_待完成任务_.
统计下列记录中有多少行含有字符串“small”，区分大小写，只给出数字。

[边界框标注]
_ _ _ _ _
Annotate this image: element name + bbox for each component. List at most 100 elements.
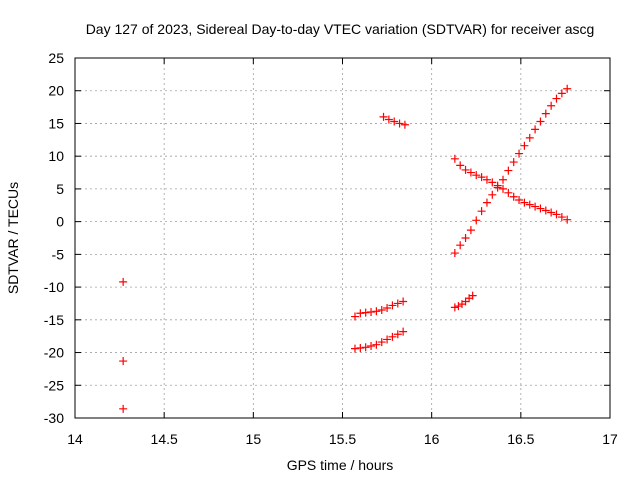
data-point (509, 192, 518, 201)
y-tick-label: 10 (48, 148, 64, 164)
data-point (547, 208, 556, 217)
x-tick-label: 16.5 (507, 431, 534, 447)
data-point (468, 291, 477, 300)
data-point (383, 304, 392, 313)
data-point (350, 344, 359, 353)
x-tick-labels: 14 14.5 15 15.5 16 16.5 17 (67, 431, 618, 447)
y-tick-label: -30 (44, 410, 64, 426)
data-point (400, 120, 409, 129)
data-point (361, 308, 370, 317)
data-point (393, 330, 402, 339)
data-point (547, 101, 556, 110)
y-tick-label: 15 (48, 115, 64, 131)
y-tick-label: 25 (48, 50, 64, 66)
y-axis-title: SDTVAR / TECUs (5, 182, 21, 294)
data-point (477, 173, 486, 182)
y-tick-label: 5 (56, 181, 64, 197)
data-point (379, 112, 388, 121)
data-point (372, 340, 381, 349)
data-point (461, 297, 470, 306)
data-point (367, 342, 376, 350)
data-point (536, 117, 545, 126)
y-tick-label: -20 (44, 345, 64, 361)
data-point (393, 299, 402, 308)
y-tick-label: -25 (44, 377, 64, 393)
data-point (450, 249, 459, 258)
data-point (482, 198, 491, 207)
data-point (557, 213, 566, 222)
y-tick-label: -5 (52, 246, 65, 262)
data-point (488, 178, 497, 187)
data-point (395, 119, 404, 128)
data-point (461, 234, 470, 242)
data-point (525, 200, 534, 209)
data-point (456, 241, 465, 250)
y-tick-label: -10 (44, 279, 64, 295)
data-point (350, 312, 359, 321)
x-tick-label: 14 (67, 431, 83, 447)
grid-lines (75, 58, 610, 418)
data-point (493, 183, 502, 192)
data-point (563, 84, 572, 93)
data-point (454, 302, 463, 311)
data-point (377, 338, 386, 347)
data-point (388, 301, 397, 310)
data-point (520, 198, 529, 207)
data-point (541, 206, 550, 215)
x-axis-title: GPS time / hours (287, 457, 394, 473)
data-point (541, 109, 550, 118)
data-point (466, 226, 475, 235)
data-point (563, 215, 572, 224)
data-point (450, 154, 459, 163)
data-point (119, 357, 128, 366)
y-tick-label: -15 (44, 312, 64, 328)
x-tick-label: 16 (424, 431, 440, 447)
data-point (515, 149, 524, 158)
data-point (383, 335, 392, 344)
chart-title: Day 127 of 2023, Sidereal Day-to-day VTE… (86, 21, 595, 37)
data-point (450, 303, 459, 312)
data-point (372, 307, 381, 316)
data-point (515, 196, 524, 205)
data-point (472, 171, 481, 180)
data-point (525, 133, 534, 142)
data-point (367, 307, 376, 316)
data-point (488, 190, 497, 199)
data-point (356, 309, 365, 318)
data-point (461, 165, 470, 174)
data-point (119, 404, 128, 413)
data-point (504, 166, 513, 175)
data-point (388, 332, 397, 341)
x-tick-label: 14.5 (151, 431, 178, 447)
data-point (499, 175, 507, 184)
x-tick-label: 15 (246, 431, 262, 447)
data-point (472, 216, 481, 225)
data-point (520, 141, 529, 150)
y-tick-label: 20 (48, 83, 64, 99)
data-point (119, 277, 128, 286)
axis-ticks (74, 57, 611, 419)
data-point (552, 210, 561, 219)
data-point (536, 204, 545, 213)
data-point (552, 94, 561, 103)
data-point (499, 184, 507, 193)
x-tick-label: 17 (602, 431, 618, 447)
data-point (356, 343, 365, 352)
data-point (509, 158, 518, 167)
data-point (390, 117, 399, 126)
y-tick-labels: -30 -25 -20 -15 -10 -5 0 5 10 15 20 25 (44, 50, 64, 426)
y-tick-label: 0 (56, 214, 64, 230)
data-point (482, 175, 491, 184)
data-point (361, 343, 370, 352)
data-point (377, 306, 386, 314)
x-tick-label: 15.5 (329, 431, 356, 447)
data-point (557, 89, 566, 98)
data-point (456, 161, 465, 170)
data-point (399, 297, 408, 306)
data-point (399, 327, 408, 336)
data-point (477, 207, 486, 216)
data-point (466, 168, 475, 177)
data-point (531, 125, 540, 134)
data-point (531, 202, 540, 211)
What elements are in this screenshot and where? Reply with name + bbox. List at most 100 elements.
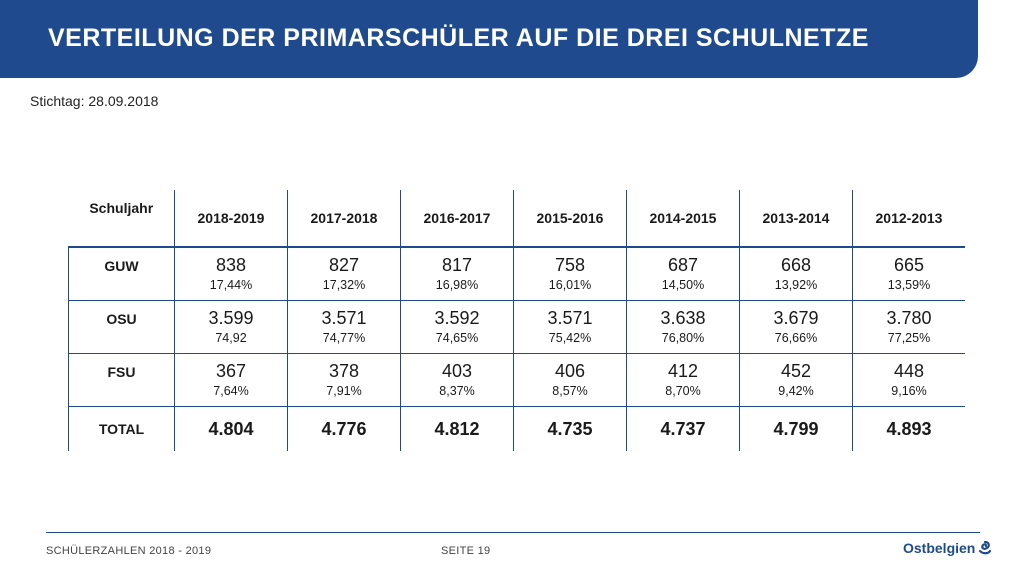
reference-date: Stichtag: 28.09.2018 — [30, 93, 159, 109]
share-percent: 76,80% — [661, 331, 705, 345]
page-number: SEITE 19 — [441, 545, 491, 557]
share-percent: 13,59% — [887, 278, 931, 292]
year-header: 2017-2018 — [287, 190, 401, 248]
share-percent: 74,92 — [215, 331, 247, 345]
total-cell: 4.804 — [174, 406, 288, 451]
data-cell: 3.679 76,66% — [739, 300, 853, 354]
data-cell: 448 9,16% — [852, 353, 965, 407]
student-count: 3.780 — [886, 308, 932, 328]
student-count: 3.571 — [547, 308, 593, 328]
total-label: TOTAL — [68, 406, 175, 451]
data-cell: 3.599 74,92 — [174, 300, 288, 354]
student-count: 668 — [780, 255, 812, 275]
share-percent: 75,42% — [548, 331, 592, 345]
data-cell: 452 9,42% — [739, 353, 853, 407]
footer-document-title: SCHÜLERZAHLEN 2018 - 2019 — [46, 545, 212, 557]
student-count: 452 — [780, 361, 812, 381]
student-count: 378 — [328, 361, 360, 381]
data-cell: 817 16,98% — [400, 247, 514, 301]
data-cell: 3.638 76,80% — [626, 300, 740, 354]
student-count: 817 — [441, 255, 473, 275]
total-count: 4.799 — [773, 418, 819, 439]
title-banner: VERTEILUNG DER PRIMARSCHÜLER AUF DIE DRE… — [0, 0, 978, 78]
student-count: 403 — [441, 361, 473, 381]
total-row: TOTAL 4.804 4.776 4.812 4.735 4.737 4.799 4.893 — [68, 406, 965, 451]
logo-swirl-icon — [979, 540, 992, 555]
share-percent: 9,42% — [778, 384, 814, 398]
total-cell: 4.812 — [400, 406, 514, 451]
share-percent: 14,50% — [661, 278, 705, 292]
year-header: 2014-2015 — [626, 190, 740, 248]
share-percent: 16,98% — [435, 278, 479, 292]
footer-divider — [46, 532, 980, 533]
student-count: 3.592 — [434, 308, 480, 328]
data-cell: 3.571 74,77% — [287, 300, 401, 354]
share-percent: 76,66% — [774, 331, 818, 345]
share-percent: 13,92% — [774, 278, 818, 292]
student-count: 3.599 — [208, 308, 254, 328]
year-header: 2012-2013 — [852, 190, 965, 248]
student-count: 367 — [215, 361, 247, 381]
share-percent: 7,91% — [326, 384, 362, 398]
student-count: 838 — [215, 255, 247, 275]
data-cell: 838 17,44% — [174, 247, 288, 301]
logo-wordmark: Ostbelgien — [903, 540, 976, 556]
total-cell: 4.799 — [739, 406, 853, 451]
year-header: 2016-2017 — [400, 190, 514, 248]
total-count: 4.893 — [886, 418, 932, 439]
share-percent: 8,57% — [552, 384, 588, 398]
total-cell: 4.735 — [513, 406, 627, 451]
student-count: 827 — [328, 255, 360, 275]
data-cell: 3.780 77,25% — [852, 300, 965, 354]
total-count: 4.737 — [660, 418, 706, 439]
data-cell: 687 14,50% — [626, 247, 740, 301]
student-count: 758 — [554, 255, 586, 275]
total-cell: 4.776 — [287, 406, 401, 451]
student-count: 412 — [667, 361, 699, 381]
data-cell: 668 13,92% — [739, 247, 853, 301]
corner-label: Schuljahr — [68, 190, 175, 248]
table-header-row: Schuljahr 2018-2019 2017-2018 2016-2017 … — [68, 190, 965, 248]
table-row: OSU 3.599 74,92 3.571 74,77% 3.592 74,65% 3.571… — [68, 300, 965, 354]
share-percent: 9,16% — [891, 384, 927, 398]
school-distribution-table: Schuljahr 2018-2019 2017-2018 2016-2017 … — [68, 190, 965, 451]
student-count: 665 — [893, 255, 925, 275]
total-count: 4.735 — [547, 418, 593, 439]
share-percent: 17,32% — [322, 278, 366, 292]
share-percent: 17,44% — [209, 278, 253, 292]
student-count: 3.571 — [321, 308, 367, 328]
row-label: GUW — [68, 247, 175, 301]
data-cell: 827 17,32% — [287, 247, 401, 301]
total-count: 4.812 — [434, 418, 480, 439]
data-cell: 412 8,70% — [626, 353, 740, 407]
data-cell: 758 16,01% — [513, 247, 627, 301]
year-header: 2015-2016 — [513, 190, 627, 248]
share-percent: 8,70% — [665, 384, 701, 398]
ostbelgien-logo: Ostbelgien — [903, 540, 992, 556]
row-label: FSU — [68, 353, 175, 407]
data-cell: 403 8,37% — [400, 353, 514, 407]
year-header: 2013-2014 — [739, 190, 853, 248]
table-row: GUW 838 17,44% 827 17,32% 817 16,98% 758 16,01% 6… — [68, 247, 965, 301]
student-count: 3.638 — [660, 308, 706, 328]
share-percent: 7,64% — [213, 384, 249, 398]
year-header: 2018-2019 — [174, 190, 288, 248]
student-count: 406 — [554, 361, 586, 381]
data-cell: 378 7,91% — [287, 353, 401, 407]
student-count: 448 — [893, 361, 925, 381]
total-count: 4.804 — [208, 418, 254, 439]
total-count: 4.776 — [321, 418, 367, 439]
share-percent: 16,01% — [548, 278, 592, 292]
total-cell: 4.893 — [852, 406, 965, 451]
table-row: FSU 367 7,64% 378 7,91% 403 8,37% 406 8,57% 412 8,… — [68, 353, 965, 407]
share-percent: 74,77% — [322, 331, 366, 345]
data-cell: 367 7,64% — [174, 353, 288, 407]
share-percent: 74,65% — [435, 331, 479, 345]
student-count: 687 — [667, 255, 699, 275]
total-cell: 4.737 — [626, 406, 740, 451]
data-cell: 3.571 75,42% — [513, 300, 627, 354]
share-percent: 8,37% — [439, 384, 475, 398]
page-title: VERTEILUNG DER PRIMARSCHÜLER AUF DIE DRE… — [48, 24, 869, 52]
student-count: 3.679 — [773, 308, 819, 328]
data-cell: 665 13,59% — [852, 247, 965, 301]
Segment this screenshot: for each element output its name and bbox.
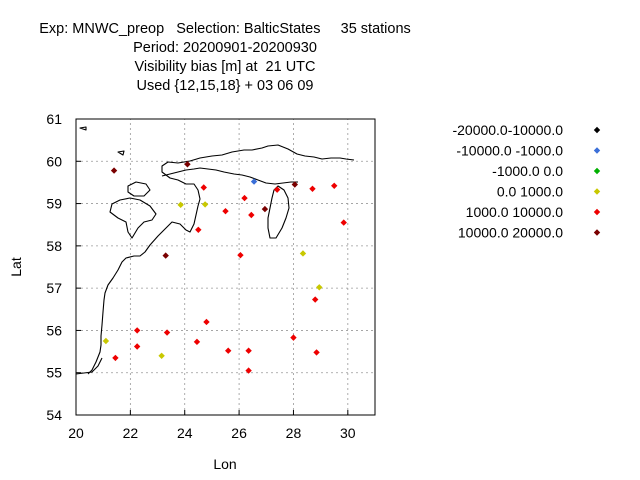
title-line-3: Visibility bias [m] at 21 UTC xyxy=(134,59,316,75)
coastline-estonia-north xyxy=(161,167,298,185)
station-marker xyxy=(163,329,171,336)
station-marker xyxy=(313,349,320,356)
x-tick-label: 28 xyxy=(286,425,302,441)
station-marker xyxy=(222,207,229,215)
y-axis-ticks: 54 55 56 57 58 59 60 61 xyxy=(46,111,81,423)
station-marker xyxy=(309,185,316,192)
y-tick-label: 55 xyxy=(46,365,62,381)
station-marker xyxy=(193,338,201,346)
y-tick-label: 54 xyxy=(46,407,62,423)
legend-label: -1000.0 0.0 xyxy=(492,163,563,179)
station-marker xyxy=(225,347,232,354)
station-marker xyxy=(316,284,323,291)
station-marker xyxy=(245,347,252,354)
coastline-mainland xyxy=(87,144,355,375)
station-marker xyxy=(299,250,307,257)
legend-label: 1000.0 10000.0 xyxy=(466,204,564,220)
title-line-1: Exp: MNWC_preop Selection: BalticStates … xyxy=(39,21,411,37)
station-marker xyxy=(177,201,184,209)
station-marker xyxy=(201,201,209,208)
y-tick-label: 59 xyxy=(46,196,62,212)
lake-peipus xyxy=(267,185,290,239)
station-marker xyxy=(112,354,119,362)
station-marker xyxy=(340,219,347,226)
station-marker xyxy=(273,186,281,193)
station-marker xyxy=(184,161,191,168)
legend-marker xyxy=(593,126,601,134)
y-tick-label: 58 xyxy=(46,238,62,254)
x-tick-label: 26 xyxy=(231,425,247,441)
station-marker xyxy=(203,318,210,326)
legend-marker xyxy=(593,208,601,216)
x-tick-label: 30 xyxy=(340,425,356,441)
station-marker xyxy=(290,334,297,341)
station-marker xyxy=(110,167,118,174)
station-marker xyxy=(158,352,165,359)
station-marker xyxy=(245,367,252,374)
legend-label: 0.0 1000.0 xyxy=(497,184,563,200)
x-tick-label: 22 xyxy=(123,425,139,441)
chart-title: Exp: MNWC_preop Selection: BalticStates … xyxy=(0,20,450,96)
coastline xyxy=(75,126,355,375)
legend-label: 10000.0 20000.0 xyxy=(458,225,563,241)
legend: -20000.0-10000.0 -10000.0 -1000.0 -1000.0 … xyxy=(452,122,601,241)
legend-marker xyxy=(593,167,601,175)
y-axis-label: Lat xyxy=(8,257,24,277)
island-hiiumaa xyxy=(127,181,151,197)
plot-frame xyxy=(75,118,376,416)
island-small xyxy=(117,150,125,156)
x-tick-label: 24 xyxy=(177,425,193,441)
station-marker xyxy=(102,337,110,345)
legend-label: -10000.0 -1000.0 xyxy=(456,143,563,159)
station-marker xyxy=(200,184,207,191)
y-tick-label: 56 xyxy=(46,322,62,338)
station-marker xyxy=(195,226,202,233)
x-axis-label: Lon xyxy=(213,456,236,472)
island-saaremaa xyxy=(109,197,157,239)
station-marker xyxy=(250,178,258,185)
legend-marker xyxy=(593,188,601,195)
station-marker xyxy=(331,182,338,190)
station-marker xyxy=(241,194,248,202)
legend-label: -20000.0-10000.0 xyxy=(452,122,563,138)
station-marker xyxy=(133,327,141,334)
legend-marker xyxy=(593,229,601,236)
x-axis-ticks: 20 22 24 26 28 30 xyxy=(68,410,356,441)
station-marker xyxy=(312,296,319,303)
station-marker xyxy=(248,211,255,219)
title-line-2: Period: 20200901-20200930 xyxy=(133,40,317,56)
station-marker xyxy=(162,252,169,259)
y-tick-label: 61 xyxy=(46,111,62,127)
station-marker xyxy=(133,343,141,350)
legend-marker xyxy=(593,147,601,154)
station-marker xyxy=(291,181,299,188)
island-small xyxy=(79,126,87,131)
grid-lines xyxy=(76,119,375,415)
y-tick-label: 60 xyxy=(46,153,62,169)
station-markers xyxy=(102,161,347,374)
station-marker xyxy=(261,205,269,213)
y-tick-label: 57 xyxy=(46,280,62,296)
x-tick-label: 20 xyxy=(68,425,84,441)
coastline-kaliningrad xyxy=(75,357,103,375)
station-marker xyxy=(237,251,244,259)
title-line-4: Used {12,15,18} + 03 06 09 xyxy=(136,78,314,94)
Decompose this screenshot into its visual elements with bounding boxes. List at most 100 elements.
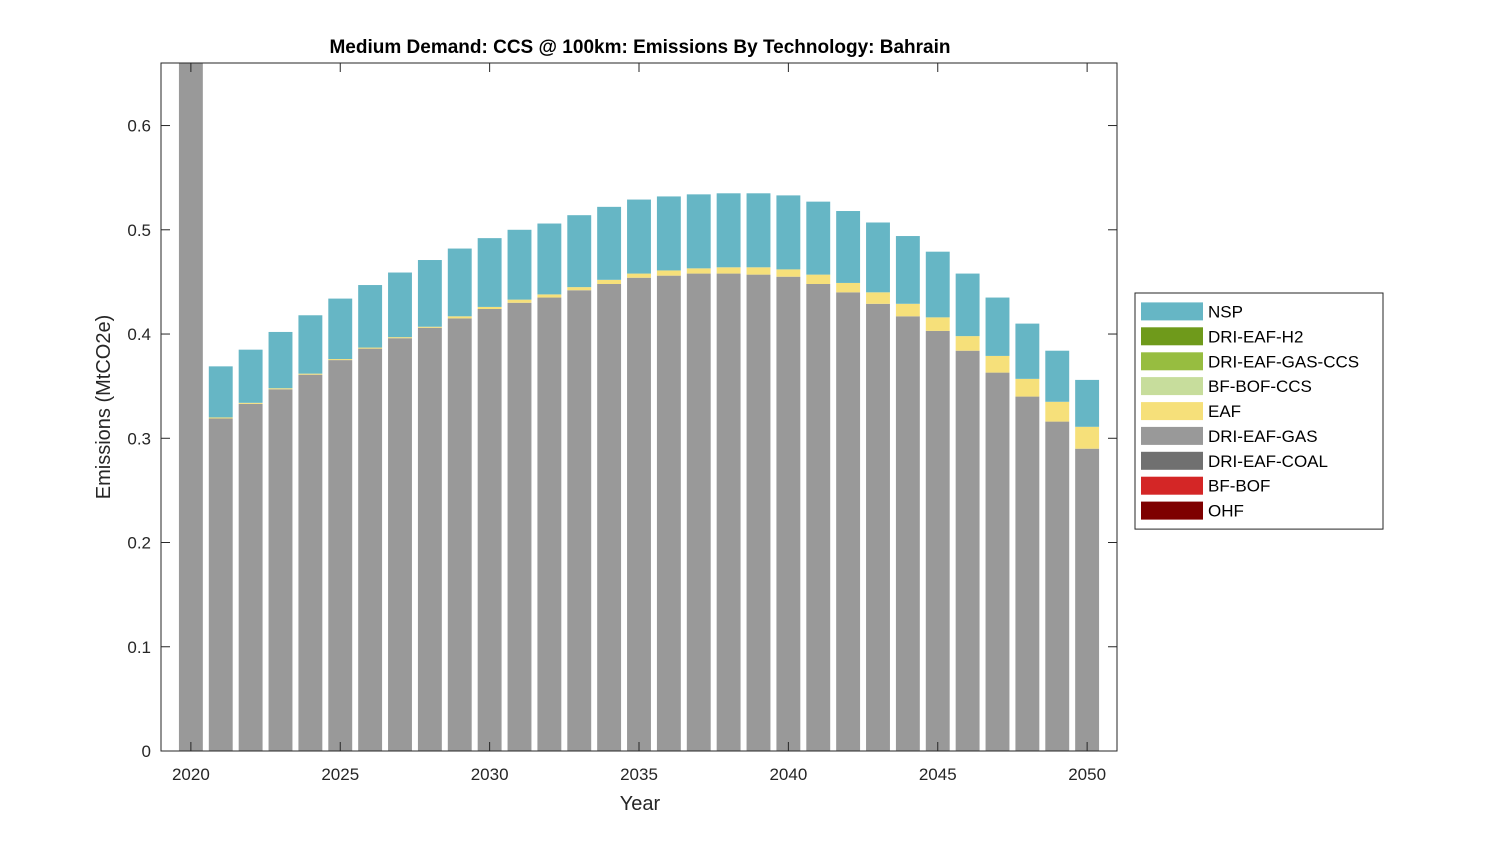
_ _ _ _ _
_任务解答_.
2